Texto base:
■ ■ ■ ■
O presidente Lula sancionou, em dezembro do ano passado
Em 2024, pela primeira vez, o dia 20 de novembro será feriado em Porto Alegre. O presidente Lula sancionou, em dezembro do ano passado, a lei que inclui o Dia da Consciência Negra no calendário de feriados nacionais. Além de montar uma agenda com os eventos que marcarão a data na cidade (confira abaixo), a reportagem do Sul21 conversou com o professor José Rivair Macedo, do departamento de História da UFRGS, para entender a importância do feriado para o movimento negro.
Oficialmente, a data é desde 2011 o Dia Nacional de Zumbi e da Consciência Negra, por uma lei sancionada pela ex-presidenta Dilma Rousseff (PT). Mas não foi criado, naquela época, um feriado nacional; a partir daí, cada estado ou cidade brasileira poderia incluir um feriado neste dia. Não foi o caso de Porto Alegre, embora a proposição da data tenha surgido na capital gaúcha.
“A proposição do 20 de novembro como dia para reflexão sobre a população negra partiu aqui de Porto Alegre em 1972, pelo grupo Palmares”, explica o professor Macedo. O grupo de ativismo negro sediado na Capital foi ativo de 1971 a 1978, ano em que a ideia da data passou a ser assumida por outros movimentos sociais do país.
Até então, o dia adotado pelo movimento negro era o 13 de maio, data da abolição da escravatura. “Era uma data ligada à concessão de liberdade pela Princesa Isabel. Já o 20 de novembro é uma data de resistência e de luta pela liberdade, associada à morte de Zumbi dos Palmares”, afirma o professor. Zumbi foi um importante líder quilombola assassinado em 20 de novembro de 1695, na Serra da Barriga, em Alagoas. A versão mais aceita da história conta que ele teve a cabeça cortada e exposta em praça pública no Recife.
Mais de cinco décadas após a criação da data em Porto Alegre é que o município terá feriado, por força da lei federal de 2023. Em âmbito municipal, o feriado já havia sido aprovado na Câmara em 2015, sancionado pelo então prefeito José Fortunatti. Entretanto, o Sindicato dos Lojistas do Comércio (Sindilojas) ingressou com uma Ação Direta de Inconstitucionalidade contra a iniciativa, alegando que a definição de feriados é competência exclusiva da União. O mesmo aconteceu em 2003, quando a Federação das Indústrias do RS (Federasul) ingressou com ação similar.
■ ■ ■ ■
Material fornecido:

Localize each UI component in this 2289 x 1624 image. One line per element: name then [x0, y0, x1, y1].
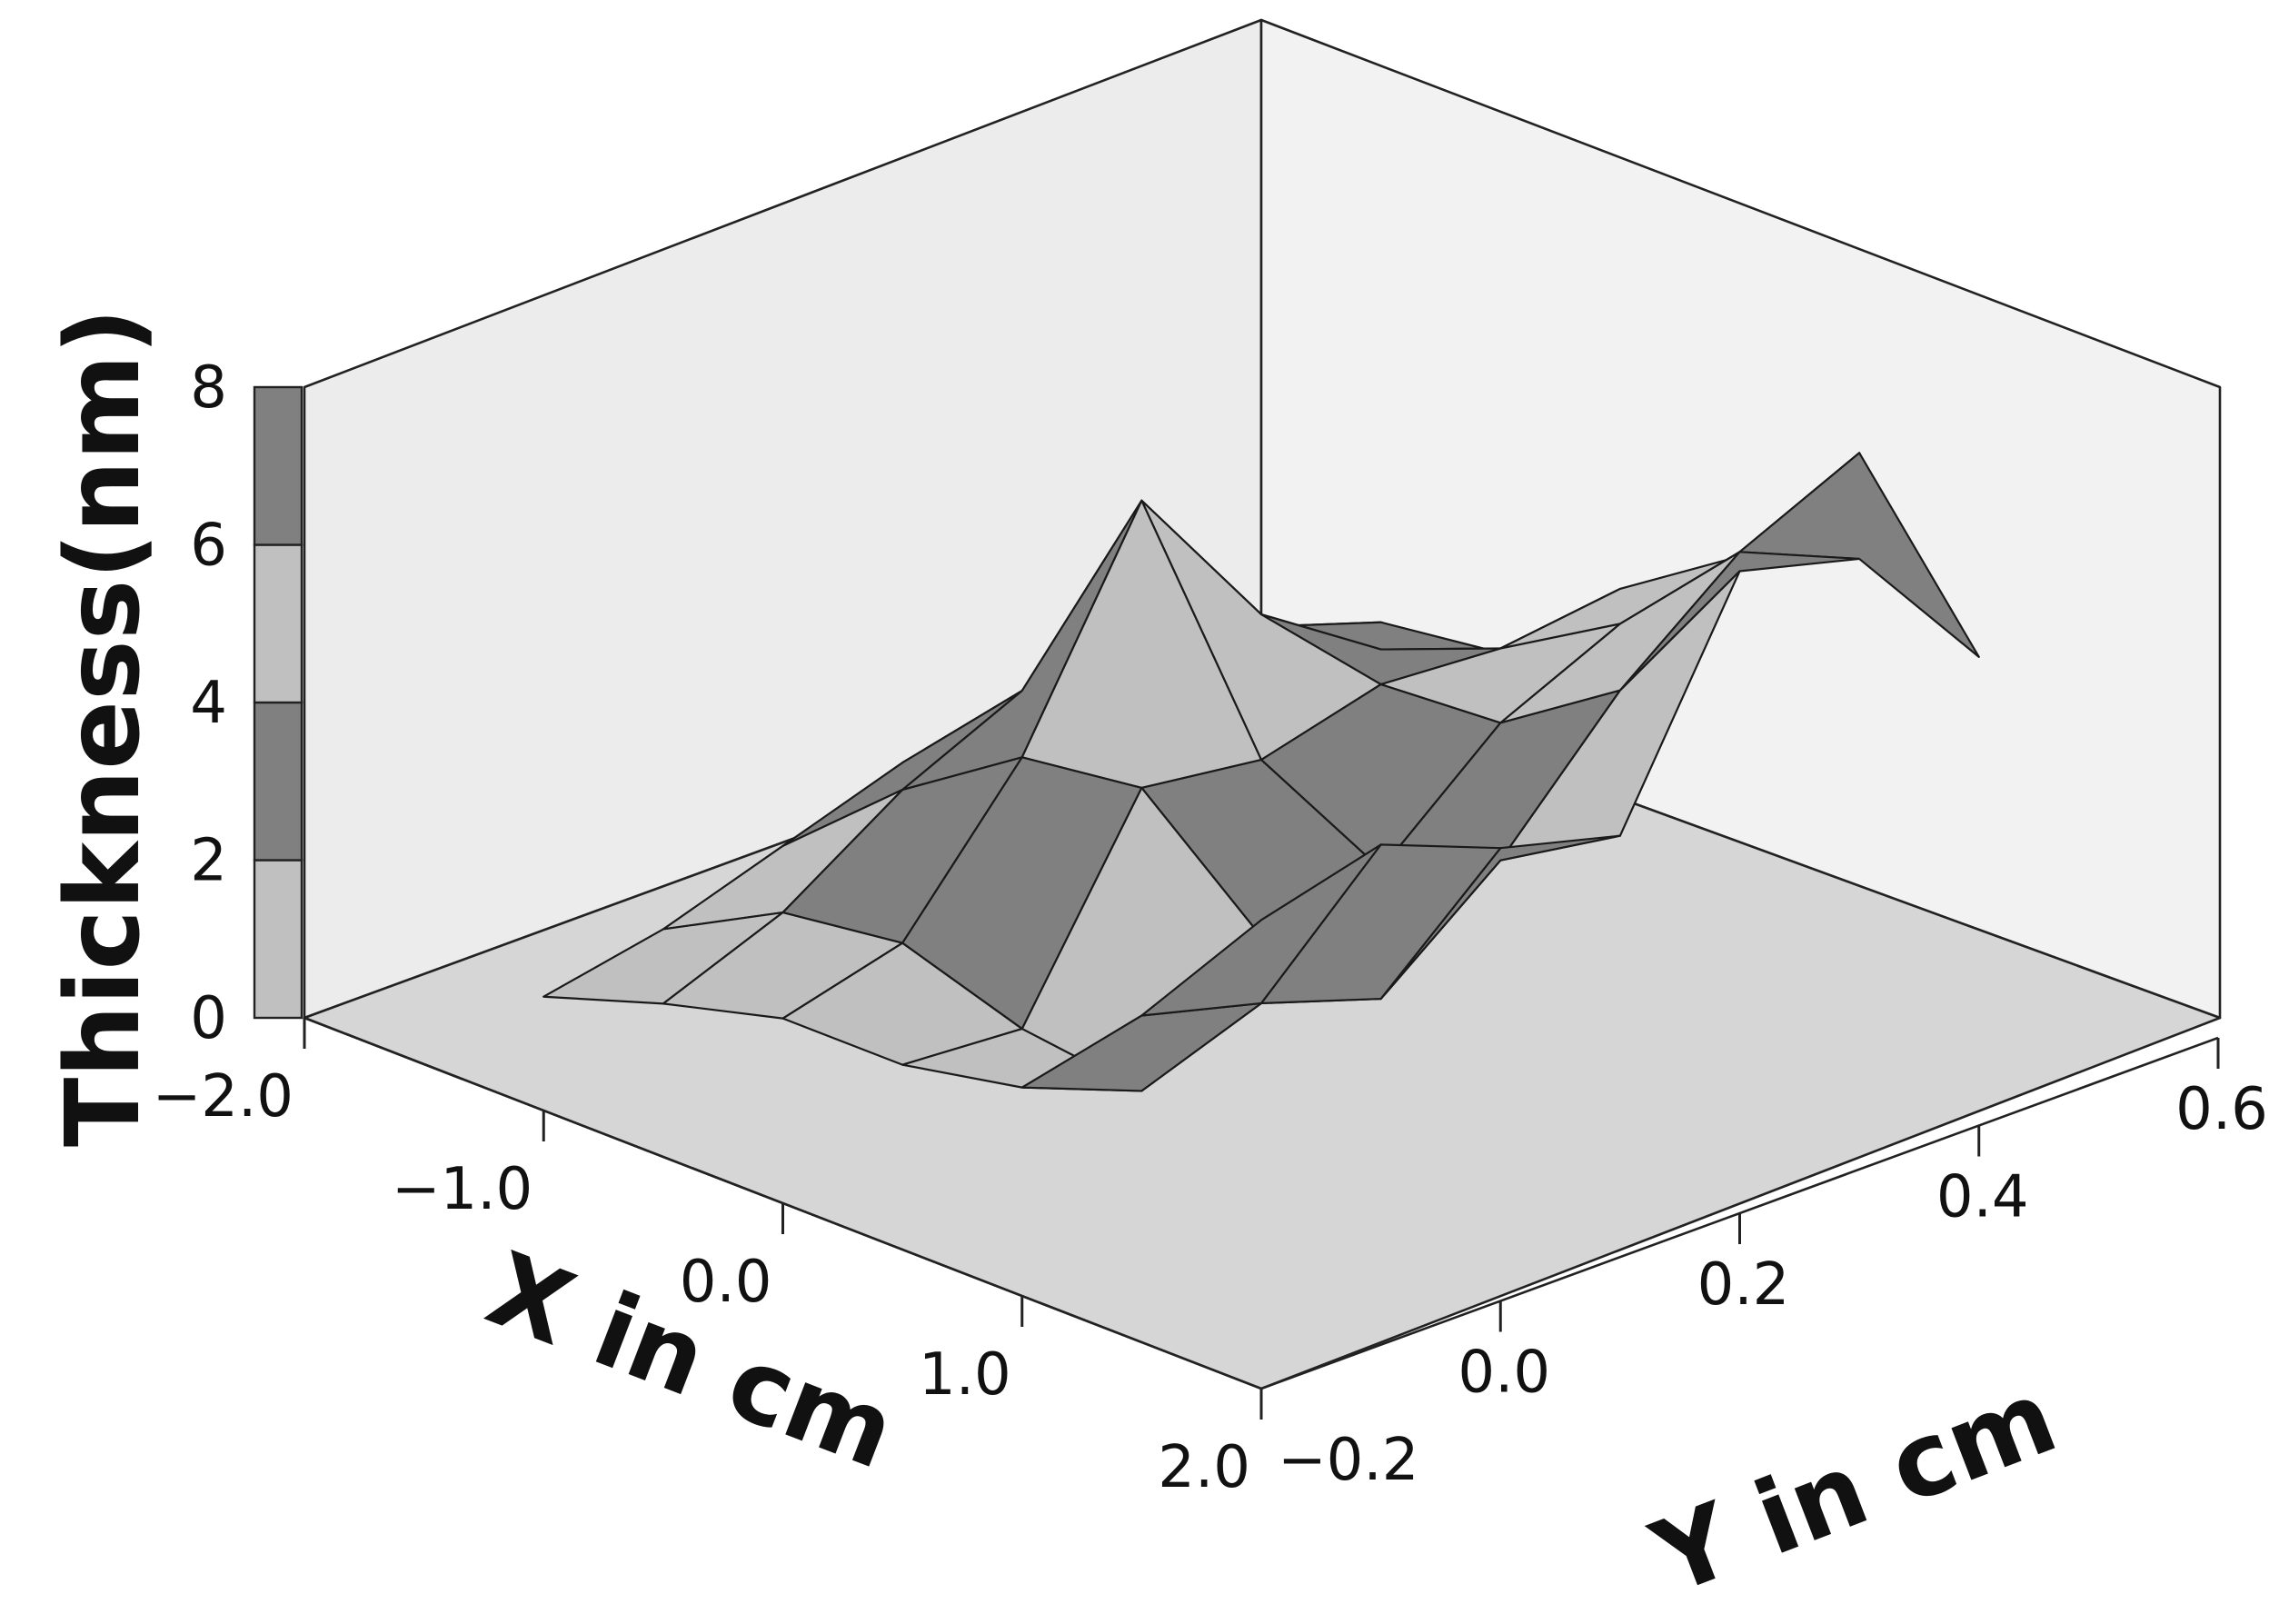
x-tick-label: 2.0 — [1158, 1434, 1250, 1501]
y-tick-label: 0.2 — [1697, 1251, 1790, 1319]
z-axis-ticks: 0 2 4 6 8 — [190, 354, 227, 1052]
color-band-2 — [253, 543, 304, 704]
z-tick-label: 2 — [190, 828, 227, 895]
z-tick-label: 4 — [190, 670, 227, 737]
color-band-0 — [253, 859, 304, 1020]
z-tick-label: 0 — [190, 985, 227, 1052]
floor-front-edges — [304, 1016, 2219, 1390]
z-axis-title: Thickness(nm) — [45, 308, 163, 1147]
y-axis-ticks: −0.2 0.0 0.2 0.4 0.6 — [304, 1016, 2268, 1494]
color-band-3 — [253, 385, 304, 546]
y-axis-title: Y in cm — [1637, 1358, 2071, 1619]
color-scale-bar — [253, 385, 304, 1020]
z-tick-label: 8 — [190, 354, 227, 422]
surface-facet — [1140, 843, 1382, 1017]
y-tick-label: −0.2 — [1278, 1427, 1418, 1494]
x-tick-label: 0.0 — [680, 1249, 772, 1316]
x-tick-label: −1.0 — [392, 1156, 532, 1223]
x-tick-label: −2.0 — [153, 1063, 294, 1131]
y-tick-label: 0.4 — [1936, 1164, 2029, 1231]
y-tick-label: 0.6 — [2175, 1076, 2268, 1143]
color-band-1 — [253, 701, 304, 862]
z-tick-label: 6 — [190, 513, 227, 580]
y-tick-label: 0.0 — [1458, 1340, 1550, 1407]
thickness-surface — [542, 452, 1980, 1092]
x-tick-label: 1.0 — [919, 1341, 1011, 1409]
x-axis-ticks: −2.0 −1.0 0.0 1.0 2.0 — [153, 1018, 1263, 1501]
■ ■ ■ ■
Tarefa proposta 1: Reproduza do texto sobre o feriado de 20 de novembro tudo o que vai de "Oficialmente, a data" até "sociais do país.".
Tarefa proposta 2: Liste todas as pessoas mencionadas pelo nome no texto sobre o feriado de 20 de novembro.
Tarefa proposta 3: Retome o texto sobre o feriado do Dia da Consciência Negra em Porto Alegre e continue-o a partir da última frase.
As entradas são um material à parte, sem relação com o texto base.

Resposta 1:
Oficialmente, a data é desde 2011 o Dia Nacional de Zumbi e da Consciência Negra, por uma lei sancionada pela ex-presidenta Dilma Rousseff (PT). Mas não foi criado, naquela época, um feriado nacional; a partir daí, cada estado ou cidade brasileira poderia incluir um feriado neste dia. Não foi o caso de Porto Alegre, embora a proposição da data tenha surgido na capital gaúcha.
“A proposição do 20 de novembro como dia para reflexão sobre a população negra partiu aqui de Porto Alegre em 1972, pelo grupo Palmares”, explica o professor Macedo. O grupo de ativismo negro sediado na Capital foi ativo de 1971 a 1978, ano em que a ideia da data passou a ser assumida por outros movimentos sociais do país.

Resposta 2:
Lula
José Rivair Macedo
Dilma Rousseff
Princesa Isabel
Zumbi dos Palmares
José Fortunatti

Resposta 3:
“Embora a data tenha sido criada em Porto Alegre, não partiu da sociedade porto-alegrense. Partiu de intelectuais e militantes negros que viviam na cidade. Talvez, justamente por causa do racismo tão forte no Rio Grande do Sul, é que surgiram movimentos sociais negros muito fortes e aguerridos desde os anos 30 no estado”, pondera Macedo.
O professor salienta que o mais antigo clube social negro do Brasil, a Sociedade Floresta Aurora, foi criado em Porto Alegre no ano de 1872. A União dos Homens de Cor foi fundada na cidade em 1946. “Há uma história de organização social negra muito antiga no Rio Grande do Sul, por causa das relações sociais aqui existentes, que são muito mais escancaradas do que aquelas que acontecem em outras partes do país”, afirma.
Origem da consciência negra
Antes de ser criado um feriado, surgiu a ideia de “consciência negra”. O movimento da Negritude, composto por intelectuais africanos e diaspóricos na década de 1930, foi responsável pelas primeiras manifestações do conceito. “Esse movimento incentivou o anticolonialismo das independências africanas, por exemplo”, ressalta o professor da UFRGS. “Mas a ideia de negritude se renova no final dos anos 1960 nos Estados Unidos, com o movimento Black Power, e sobretudo na África do Sul, no contexto do apartheid”.
O intelectual sul-africano Steve Biko é considerado um dos principais responsáveis por dar forma ao conceito de consciência negra, na década de 1970. A ideia assenta na percepção de que a raça negra passa por um processo de dominação branca, de acordo com Macedo. “A consciência negra parte de um pensamento político que busca a mobilização negra para a ação. Supõe uma circulação de valores e ideias de pessoas negras do mundo todo”, resume o professor.
A ideia de consciência negra chegou ao Brasil depois disso. “Até então, a visão racial no país era marcada pela ideologia da democracia racial, de uma suposta integração”, diz Macedo. Atualmente, a democracia racial é considerada um mito, já que pressupõe que exista igualdade entre as pessoas de todas as etnias. “Justamente no final dos anos 1970 e início dos anos 1980 há um grande movimento nacional pela substituição do 13 de maio pelo 20 de novembro”.
No Rio Grande do Sul, através do grupo Palmares, houve uma mobilização para que a nova data fosse reconhecida. “Os feriados, as datas cívicas, costumam na sua maior parte vir de uma certa identidade nacional através do Estado. Ou então vêm da tradição religiosa”, aponta Macedo. “O 20 de novembro é uma situação diferente, porque é resultado de uma mobilização muito longa dos movimentos sociais, vinda de uma fração da sociedade que sentia a necessidade de ver sua presença reconhecida em dimensão nacional”.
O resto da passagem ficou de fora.